◆ Given exercise: Write out all of the data without omission, exactly as shown.

Data records:
=-=-=-=-=

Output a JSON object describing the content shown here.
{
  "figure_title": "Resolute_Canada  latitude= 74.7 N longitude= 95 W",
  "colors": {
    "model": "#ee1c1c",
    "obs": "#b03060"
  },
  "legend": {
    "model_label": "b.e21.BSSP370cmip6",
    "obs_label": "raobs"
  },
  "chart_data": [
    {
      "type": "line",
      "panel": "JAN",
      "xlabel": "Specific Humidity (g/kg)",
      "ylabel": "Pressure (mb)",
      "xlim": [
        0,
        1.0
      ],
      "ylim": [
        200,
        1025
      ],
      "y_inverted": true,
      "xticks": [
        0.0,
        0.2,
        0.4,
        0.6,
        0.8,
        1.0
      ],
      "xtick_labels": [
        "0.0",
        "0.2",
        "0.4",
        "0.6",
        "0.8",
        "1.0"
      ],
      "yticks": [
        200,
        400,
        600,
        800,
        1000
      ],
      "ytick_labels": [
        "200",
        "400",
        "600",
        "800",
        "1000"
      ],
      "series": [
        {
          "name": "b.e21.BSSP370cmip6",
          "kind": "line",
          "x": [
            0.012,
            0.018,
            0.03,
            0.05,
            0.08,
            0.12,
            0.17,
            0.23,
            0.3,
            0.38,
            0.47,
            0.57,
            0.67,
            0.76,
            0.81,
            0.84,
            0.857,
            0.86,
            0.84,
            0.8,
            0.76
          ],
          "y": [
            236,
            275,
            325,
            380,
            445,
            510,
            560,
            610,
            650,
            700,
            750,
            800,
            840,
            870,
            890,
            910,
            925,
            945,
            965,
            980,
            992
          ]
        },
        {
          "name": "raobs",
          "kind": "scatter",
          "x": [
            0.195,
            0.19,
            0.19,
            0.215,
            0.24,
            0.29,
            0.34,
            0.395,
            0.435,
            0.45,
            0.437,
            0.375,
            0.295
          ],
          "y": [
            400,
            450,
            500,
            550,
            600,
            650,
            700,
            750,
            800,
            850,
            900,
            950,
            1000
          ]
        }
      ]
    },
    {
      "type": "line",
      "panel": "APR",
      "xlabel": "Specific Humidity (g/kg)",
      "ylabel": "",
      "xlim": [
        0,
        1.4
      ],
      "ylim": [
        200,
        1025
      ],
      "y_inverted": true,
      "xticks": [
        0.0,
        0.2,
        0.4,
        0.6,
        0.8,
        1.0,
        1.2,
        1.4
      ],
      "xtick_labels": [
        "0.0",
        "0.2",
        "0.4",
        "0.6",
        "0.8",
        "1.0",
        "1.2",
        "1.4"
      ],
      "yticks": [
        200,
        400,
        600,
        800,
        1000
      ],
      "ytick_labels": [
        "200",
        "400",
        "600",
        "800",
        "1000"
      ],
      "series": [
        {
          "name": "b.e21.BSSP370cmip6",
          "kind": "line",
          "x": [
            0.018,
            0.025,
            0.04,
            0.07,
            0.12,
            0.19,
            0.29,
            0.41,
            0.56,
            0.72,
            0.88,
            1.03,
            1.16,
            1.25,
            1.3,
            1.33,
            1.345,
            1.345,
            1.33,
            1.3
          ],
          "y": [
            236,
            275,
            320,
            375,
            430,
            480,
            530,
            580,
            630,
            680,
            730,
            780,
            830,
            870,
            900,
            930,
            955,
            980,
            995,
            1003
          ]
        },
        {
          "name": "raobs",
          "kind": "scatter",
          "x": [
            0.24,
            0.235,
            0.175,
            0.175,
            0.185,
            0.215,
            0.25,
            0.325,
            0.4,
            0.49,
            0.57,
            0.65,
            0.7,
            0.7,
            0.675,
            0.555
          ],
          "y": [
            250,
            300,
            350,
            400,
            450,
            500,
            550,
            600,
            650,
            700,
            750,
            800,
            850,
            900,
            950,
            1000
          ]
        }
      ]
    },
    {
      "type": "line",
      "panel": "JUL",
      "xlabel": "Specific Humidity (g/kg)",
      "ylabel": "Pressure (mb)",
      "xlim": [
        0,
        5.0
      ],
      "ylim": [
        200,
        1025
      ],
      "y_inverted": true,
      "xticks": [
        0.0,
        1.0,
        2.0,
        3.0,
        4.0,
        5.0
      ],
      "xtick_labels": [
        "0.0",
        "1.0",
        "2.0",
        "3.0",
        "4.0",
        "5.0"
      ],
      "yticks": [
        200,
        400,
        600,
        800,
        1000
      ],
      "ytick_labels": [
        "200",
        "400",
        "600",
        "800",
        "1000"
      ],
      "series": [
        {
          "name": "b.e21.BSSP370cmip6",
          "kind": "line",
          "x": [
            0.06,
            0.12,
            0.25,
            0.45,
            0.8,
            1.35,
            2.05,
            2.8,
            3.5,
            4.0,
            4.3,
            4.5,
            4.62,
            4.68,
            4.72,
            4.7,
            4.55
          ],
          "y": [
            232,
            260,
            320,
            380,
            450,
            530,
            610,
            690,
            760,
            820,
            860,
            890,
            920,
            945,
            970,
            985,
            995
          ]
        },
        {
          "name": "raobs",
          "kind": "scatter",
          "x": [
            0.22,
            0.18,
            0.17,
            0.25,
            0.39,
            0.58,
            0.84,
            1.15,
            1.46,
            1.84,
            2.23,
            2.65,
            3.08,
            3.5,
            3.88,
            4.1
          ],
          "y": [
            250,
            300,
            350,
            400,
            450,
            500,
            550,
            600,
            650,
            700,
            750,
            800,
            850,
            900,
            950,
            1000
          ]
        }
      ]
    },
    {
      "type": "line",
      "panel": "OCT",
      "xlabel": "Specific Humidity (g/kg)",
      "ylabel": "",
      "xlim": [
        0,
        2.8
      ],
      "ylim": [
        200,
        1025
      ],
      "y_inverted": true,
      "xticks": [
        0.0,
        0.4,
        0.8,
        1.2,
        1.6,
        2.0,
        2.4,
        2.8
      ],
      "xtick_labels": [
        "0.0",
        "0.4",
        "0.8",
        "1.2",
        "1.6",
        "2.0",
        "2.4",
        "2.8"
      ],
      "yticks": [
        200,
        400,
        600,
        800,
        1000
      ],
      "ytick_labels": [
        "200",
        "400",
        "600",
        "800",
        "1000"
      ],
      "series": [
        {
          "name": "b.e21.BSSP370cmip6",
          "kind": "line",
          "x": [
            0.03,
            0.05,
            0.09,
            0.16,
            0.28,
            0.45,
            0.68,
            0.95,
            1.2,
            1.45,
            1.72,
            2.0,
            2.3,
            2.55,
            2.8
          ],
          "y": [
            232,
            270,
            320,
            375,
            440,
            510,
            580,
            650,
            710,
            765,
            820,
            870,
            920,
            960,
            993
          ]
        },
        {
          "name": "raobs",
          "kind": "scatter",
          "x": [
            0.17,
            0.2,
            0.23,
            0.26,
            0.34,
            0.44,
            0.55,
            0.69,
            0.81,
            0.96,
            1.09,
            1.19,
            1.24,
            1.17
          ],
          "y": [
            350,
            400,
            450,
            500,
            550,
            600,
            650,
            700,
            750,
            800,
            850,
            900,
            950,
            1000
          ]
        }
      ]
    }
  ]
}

=-=-=-=-=

◆ Solution to the problem:
Output a JSON object describing the content shown here.
{
  "figure_title": "Resolute_Canada  latitude= 74.7 N longitude= 95 W",
  "colors": {
    "model": "#ee1c1c",
    "obs": "#b03060"
  },
  "legend": {
    "model_label": "b.e21.BSSP370cmip6",
    "obs_label": "raobs"
  },
  "chart_data": [
    {
      "type": "line",
      "panel": "JAN",
      "xlabel": "Specific Humidity (g/kg)",
      "ylabel": "Pressure (mb)",
      "xlim": [
        0,
        1.0
      ],
      "ylim": [
        200,
        1025
      ],
      "y_inverted": true,
      "xticks": [
        0.0,
        0.2,
        0.4,
        0.6,
        0.8,
        1.0
      ],
      "xtick_labels": [
        "0.0",
        "0.2",
        "0.4",
        "0.6",
        "0.8",
        "1.0"
      ],
      "yticks": [
        200,
        400,
        600,
        800,
        1000
      ],
      "ytick_labels": [
        "200",
        "400",
        "600",
        "800",
        "1000"
      ],
      "series": [
        {
          "name": "b.e21.BSSP370cmip6",
          "kind": "line",
          "x": [
            0.012,
            0.018,
            0.03,
            0.05,
            0.08,
            0.12,
            0.17,
            0.23,
            0.3,
            0.38,
            0.47,
            0.57,
            0.67,
            0.76,
            0.81,
            0.84,
            0.857,
            0.86,
            0.84,
            0.8,
            0.76
          ],
          "y": [
            236,
            275,
            325,
            380,
            445,
            510,
            560,
            610,
            650,
            700,
            750,
            800,
            840,
            870,
            890,
            910,
            925,
            945,
            965,
            980,
            992
          ]
        },
        {
          "name": "raobs",
          "kind": "scatter",
          "x": [
            0.195,
            0.19,
            0.19,
            0.215,
            0.24,
            0.29,
            0.34,
            0.395,
            0.435,
            0.45,
            0.437,
            0.375,
            0.295
          ],
          "y": [
            400,
            450,
            500,
            550,
            600,
            650,
            700,
            750,
            800,
            850,
            900,
            950,
            1000
          ]
        }
      ]
    },
    {
      "type": "line",
      "panel": "APR",
      "xlabel": "Specific Humidity (g/kg)",
      "ylabel": "",
      "xlim": [
        0,
        1.4
      ],
      "ylim": [
        200,
        1025
      ],
      "y_inverted": true,
      "xticks": [
        0.0,
        0.2,
        0.4,
        0.6,
        0.8,
        1.0,
        1.2,
        1.4
      ],
      "xtick_labels": [
        "0.0",
        "0.2",
        "0.4",
        "0.6",
        "0.8",
        "1.0",
        "1.2",
        "1.4"
      ],
      "yticks": [
        200,
        400,
        600,
        800,
        1000
      ],
      "ytick_labels": [
        "200",
        "400",
        "600",
        "800",
        "1000"
      ],
      "series": [
        {
          "name": "b.e21.BSSP370cmip6",
          "kind": "line",
          "x": [
            0.018,
            0.025,
            0.04,
            0.07,
            0.12,
            0.19,
            0.29,
            0.41,
            0.56,
            0.72,
            0.88,
            1.03,
            1.16,
            1.25,
            1.3,
            1.33,
            1.345,
            1.345,
            1.33,
            1.3
          ],
          "y": [
            236,
            275,
            320,
            375,
            430,
            480,
            530,
            580,
            630,
            680,
            730,
            780,
            830,
            870,
            900,
            930,
            955,
            980,
            995,
            1003
          ]
        },
        {
          "name": "raobs",
          "kind": "scatter",
          "x": [
            0.24,
            0.235,
            0.175,
            0.175,
            0.185,
            0.215,
            0.25,
            0.325,
            0.4,
            0.49,
            0.57,
            0.65,
            0.7,
            0.7,
            0.675,
            0.555
          ],
          "y": [
            250,
            300,
            350,
            400,
            450,
            500,
            550,
            600,
            650,
            700,
            750,
            800,
            850,
            900,
            950,
            1000
          ]
        }
      ]
    },
    {
      "type": "line",
      "panel": "JUL",
      "xlabel": "Specific Humidity (g/kg)",
      "ylabel": "Pressure (mb)",
      "xlim": [
        0,
        5.0
      ],
      "ylim": [
        200,
        1025
      ],
      "y_inverted": true,
      "xticks": [
        0.0,
        1.0,
        2.0,
        3.0,
        4.0,
        5.0
      ],
      "xtick_labels": [
        "0.0",
        "1.0",
        "2.0",
        "3.0",
        "4.0",
        "5.0"
      ],
      "yticks": [
        200,
        400,
        600,
        800,
        1000
      ],
      "ytick_labels": [
        "200",
        "400",
        "600",
        "800",
        "1000"
      ],
      "series": [
        {
          "name": "b.e21.BSSP370cmip6",
          "kind": "line",
          "x": [
            0.06,
            0.12,
            0.25,
            0.45,
            0.8,
            1.35,
            2.05,
            2.8,
            3.5,
            4.0,
            4.3,
            4.5,
            4.62,
            4.68,
            4.72,
            4.7,
            4.55
          ],
          "y": [
            232,
            260,
            320,
            380,
            450,
            530,
            610,
            690,
            760,
            820,
            860,
            890,
            920,
            945,
            970,
            985,
            995
          ]
        },
        {
          "name": "raobs",
          "kind": "scatter",
          "x": [
            0.22,
            0.18,
            0.17,
            0.25,
            0.39,
            0.58,
            0.84,
            1.15,
            1.46,
            1.84,
            2.23,
            2.65,
            3.08,
            3.5,
            3.88,
            4.1
          ],
          "y": [
            250,
            300,
            350,
            400,
            450,
            500,
            550,
            600,
            650,
            700,
            750,
            800,
            850,
            900,
            950,
            1000
          ]
        }
      ]
    },
    {
      "type": "line",
      "panel": "OCT",
      "xlabel": "Specific Humidity (g/kg)",
      "ylabel": "",
      "xlim": [
        0,
        2.8
      ],
      "ylim": [
        200,
        1025
      ],
      "y_inverted": true,
      "xticks": [
        0.0,
        0.4,
        0.8,
        1.2,
        1.6,
        2.0,
        2.4,
        2.8
      ],
      "xtick_labels": [
        "0.0",
        "0.4",
        "0.8",
        "1.2",
        "1.6",
        "2.0",
        "2.4",
        "2.8"
      ],
      "yticks": [
        200,
        400,
        600,
        800,
        1000
      ],
      "ytick_labels": [
        "200",
        "400",
        "600",
        "800",
        "1000"
      ],
      "series": [
        {
          "name": "b.e21.BSSP370cmip6",
          "kind": "line",
          "x": [
            0.03,
            0.05,
            0.09,
            0.16,
            0.28,
            0.45,
            0.68,
            0.95,
            1.2,
            1.45,
            1.72,
            2.0,
            2.3,
            2.55,
            2.8
          ],
          "y": [
            232,
            270,
            320,
            375,
            440,
            510,
            580,
            650,
            710,
            765,
            820,
            870,
            920,
            960,
            993
          ]
        },
        {
          "name": "raobs",
          "kind": "scatter",
          "x": [
            0.17,
            0.2,
            0.23,
            0.26,
            0.34,
            0.44,
            0.55,
            0.69,
            0.81,
            0.96,
            1.09,
            1.19,
            1.24,
            1.17
          ],
          "y": [
            350,
            400,
            450,
            500,
            550,
            600,
            650,
            700,
            750,
            800,
            850,
            900,
            950,
            1000
          ]
        }
      ]
    }
  ]
}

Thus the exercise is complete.